● Written problem: Transcribe the records below exactly as they appear.

● Stored data:
# # #
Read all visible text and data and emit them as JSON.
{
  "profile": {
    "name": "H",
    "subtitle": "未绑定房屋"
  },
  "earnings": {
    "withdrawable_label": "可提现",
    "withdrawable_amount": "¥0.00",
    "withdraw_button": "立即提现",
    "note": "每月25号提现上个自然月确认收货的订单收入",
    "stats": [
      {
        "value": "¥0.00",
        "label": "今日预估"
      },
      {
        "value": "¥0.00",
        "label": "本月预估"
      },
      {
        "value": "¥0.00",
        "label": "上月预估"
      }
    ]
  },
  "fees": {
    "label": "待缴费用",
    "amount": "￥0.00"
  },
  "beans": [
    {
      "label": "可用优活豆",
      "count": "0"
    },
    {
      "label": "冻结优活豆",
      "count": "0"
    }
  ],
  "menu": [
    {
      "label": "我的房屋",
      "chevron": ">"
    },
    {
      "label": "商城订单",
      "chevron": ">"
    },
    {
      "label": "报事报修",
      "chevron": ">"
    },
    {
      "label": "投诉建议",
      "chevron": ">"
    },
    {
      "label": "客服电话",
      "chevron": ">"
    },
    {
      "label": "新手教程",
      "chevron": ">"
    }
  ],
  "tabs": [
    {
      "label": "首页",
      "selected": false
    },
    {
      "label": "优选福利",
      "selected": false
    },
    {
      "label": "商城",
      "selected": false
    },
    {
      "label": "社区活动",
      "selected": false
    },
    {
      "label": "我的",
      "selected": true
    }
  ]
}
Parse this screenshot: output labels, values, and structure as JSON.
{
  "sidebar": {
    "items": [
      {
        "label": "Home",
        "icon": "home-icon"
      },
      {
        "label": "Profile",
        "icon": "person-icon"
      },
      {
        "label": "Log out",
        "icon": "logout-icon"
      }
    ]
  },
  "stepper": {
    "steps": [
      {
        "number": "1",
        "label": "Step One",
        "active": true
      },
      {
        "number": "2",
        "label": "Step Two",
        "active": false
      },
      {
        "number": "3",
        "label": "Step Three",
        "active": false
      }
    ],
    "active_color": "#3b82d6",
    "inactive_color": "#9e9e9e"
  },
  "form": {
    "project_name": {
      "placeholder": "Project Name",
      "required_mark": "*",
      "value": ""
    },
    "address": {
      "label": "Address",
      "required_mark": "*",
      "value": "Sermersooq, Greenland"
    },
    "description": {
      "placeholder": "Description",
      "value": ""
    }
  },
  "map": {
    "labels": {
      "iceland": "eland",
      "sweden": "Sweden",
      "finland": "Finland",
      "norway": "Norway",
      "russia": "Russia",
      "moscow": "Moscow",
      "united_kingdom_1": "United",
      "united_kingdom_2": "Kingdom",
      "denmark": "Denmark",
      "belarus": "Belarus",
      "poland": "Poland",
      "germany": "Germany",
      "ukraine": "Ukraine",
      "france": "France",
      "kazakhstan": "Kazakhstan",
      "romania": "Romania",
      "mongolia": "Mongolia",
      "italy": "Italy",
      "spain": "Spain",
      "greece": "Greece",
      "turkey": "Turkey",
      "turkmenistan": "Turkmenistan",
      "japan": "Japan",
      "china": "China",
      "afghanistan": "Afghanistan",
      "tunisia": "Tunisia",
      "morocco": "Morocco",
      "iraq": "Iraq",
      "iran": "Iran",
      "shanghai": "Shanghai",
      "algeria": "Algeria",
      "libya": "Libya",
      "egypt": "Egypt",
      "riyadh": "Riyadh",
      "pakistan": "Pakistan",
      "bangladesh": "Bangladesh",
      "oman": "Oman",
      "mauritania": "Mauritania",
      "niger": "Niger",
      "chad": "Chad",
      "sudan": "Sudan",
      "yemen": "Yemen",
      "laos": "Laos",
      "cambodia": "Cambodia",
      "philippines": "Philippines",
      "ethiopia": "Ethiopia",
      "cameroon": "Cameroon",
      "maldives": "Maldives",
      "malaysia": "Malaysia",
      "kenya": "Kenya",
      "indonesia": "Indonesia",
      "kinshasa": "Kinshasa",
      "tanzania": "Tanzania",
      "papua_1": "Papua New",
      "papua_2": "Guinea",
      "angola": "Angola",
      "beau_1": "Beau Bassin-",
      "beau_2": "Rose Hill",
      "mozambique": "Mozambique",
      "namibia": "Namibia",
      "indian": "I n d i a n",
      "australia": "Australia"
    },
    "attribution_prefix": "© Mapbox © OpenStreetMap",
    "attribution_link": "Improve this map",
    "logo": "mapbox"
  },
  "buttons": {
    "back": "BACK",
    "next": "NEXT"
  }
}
# # #
● Output:
Read all visible text and data and emit them as JSON.
{
  "profile": {
    "name": "H",
    "subtitle": "未绑定房屋"
  },
  "earnings": {
    "withdrawable_label": "可提现",
    "withdrawable_amount": "¥0.00",
    "withdraw_button": "立即提现",
    "note": "每月25号提现上个自然月确认收货的订单收入",
    "stats": [
      {
        "value": "¥0.00",
        "label": "今日预估"
      },
      {
        "value": "¥0.00",
        "label": "本月预估"
      },
      {
        "value": "¥0.00",
        "label": "上月预估"
      }
    ]
  },
  "fees": {
    "label": "待缴费用",
    "amount": "￥0.00"
  },
  "beans": [
    {
      "label": "可用优活豆",
      "count": "0"
    },
    {
      "label": "冻结优活豆",
      "count": "0"
    }
  ],
  "menu": [
    {
      "label": "我的房屋",
      "chevron": ">"
    },
    {
      "label": "商城订单",
      "chevron": ">"
    },
    {
      "label": "报事报修",
      "chevron": ">"
    },
    {
      "label": "投诉建议",
      "chevron": ">"
    },
    {
      "label": "客服电话",
      "chevron": ">"
    },
    {
      "label": "新手教程",
      "chevron": ">"
    }
  ],
  "tabs": [
    {
      "label": "首页",
      "selected": false
    },
    {
      "label": "优选福利",
      "selected": false
    },
    {
      "label": "商城",
      "selected": false
    },
    {
      "label": "社区活动",
      "selected": false
    },
    {
      "label": "我的",
      "selected": true
    }
  ]
}
Parse this screenshot: output labels, values, and structure as JSON.
{
  "sidebar": {
    "items": [
      {
        "label": "Home",
        "icon": "home-icon"
      },
      {
        "label": "Profile",
        "icon": "person-icon"
      },
      {
        "label": "Log out",
        "icon": "logout-icon"
      }
    ]
  },
  "stepper": {
    "steps": [
      {
        "number": "1",
        "label": "Step One",
        "active": true
      },
      {
        "number": "2",
        "label": "Step Two",
        "active": false
      },
      {
        "number": "3",
        "label": "Step Three",
        "active": false
      }
    ],
    "active_color": "#3b82d6",
    "inactive_color": "#9e9e9e"
  },
  "form": {
    "project_name": {
      "placeholder": "Project Name",
      "required_mark": "*",
      "value": ""
    },
    "address": {
      "label": "Address",
      "required_mark": "*",
      "value": "Sermersooq, Greenland"
    },
    "description": {
      "placeholder": "Description",
      "value": ""
    }
  },
  "map": {
    "labels": {
      "iceland": "eland",
      "sweden": "Sweden",
      "finland": "Finland",
      "norway": "Norway",
      "russia": "Russia",
      "moscow": "Moscow",
      "united_kingdom_1": "United",
      "united_kingdom_2": "Kingdom",
      "denmark": "Denmark",
      "belarus": "Belarus",
      "poland": "Poland",
      "germany": "Germany",
      "ukraine": "Ukraine",
      "france": "France",
      "kazakhstan": "Kazakhstan",
      "romania": "Romania",
      "mongolia": "Mongolia",
      "italy": "Italy",
      "spain": "Spain",
      "greece": "Greece",
      "turkey": "Turkey",
      "turkmenistan": "Turkmenistan",
      "japan": "Japan",
      "china": "China",
      "afghanistan": "Afghanistan",
      "tunisia": "Tunisia",
      "morocco": "Morocco",
      "iraq": "Iraq",
      "iran": "Iran",
      "shanghai": "Shanghai",
      "algeria": "Algeria",
      "libya": "Libya",
      "egypt": "Egypt",
      "riyadh": "Riyadh",
      "pakistan": "Pakistan",
      "bangladesh": "Bangladesh",
      "oman": "Oman",
      "mauritania": "Mauritania",
      "niger": "Niger",
      "chad": "Chad",
      "sudan": "Sudan",
      "yemen": "Yemen",
      "laos": "Laos",
      "cambodia": "Cambodia",
      "philippines": "Philippines",
      "ethiopia": "Ethiopia",
      "cameroon": "Cameroon",
      "maldives": "Maldives",
      "malaysia": "Malaysia",
      "kenya": "Kenya",
      "indonesia": "Indonesia",
      "kinshasa": "Kinshasa",
      "tanzania": "Tanzania",
      "papua_1": "Papua New",
      "papua_2": "Guinea",
      "angola": "Angola",
      "beau_1": "Beau Bassin-",
      "beau_2": "Rose Hill",
      "mozambique": "Mozambique",
      "namibia": "Namibia",
      "indian": "I n d i a n",
      "australia": "Australia"
    },
    "attribution_prefix": "© Mapbox © OpenStreetMap",
    "attribution_link": "Improve this map",
    "logo": "mapbox"
  },
  "buttons": {
    "back": "BACK",
    "next": "NEXT"
  }
}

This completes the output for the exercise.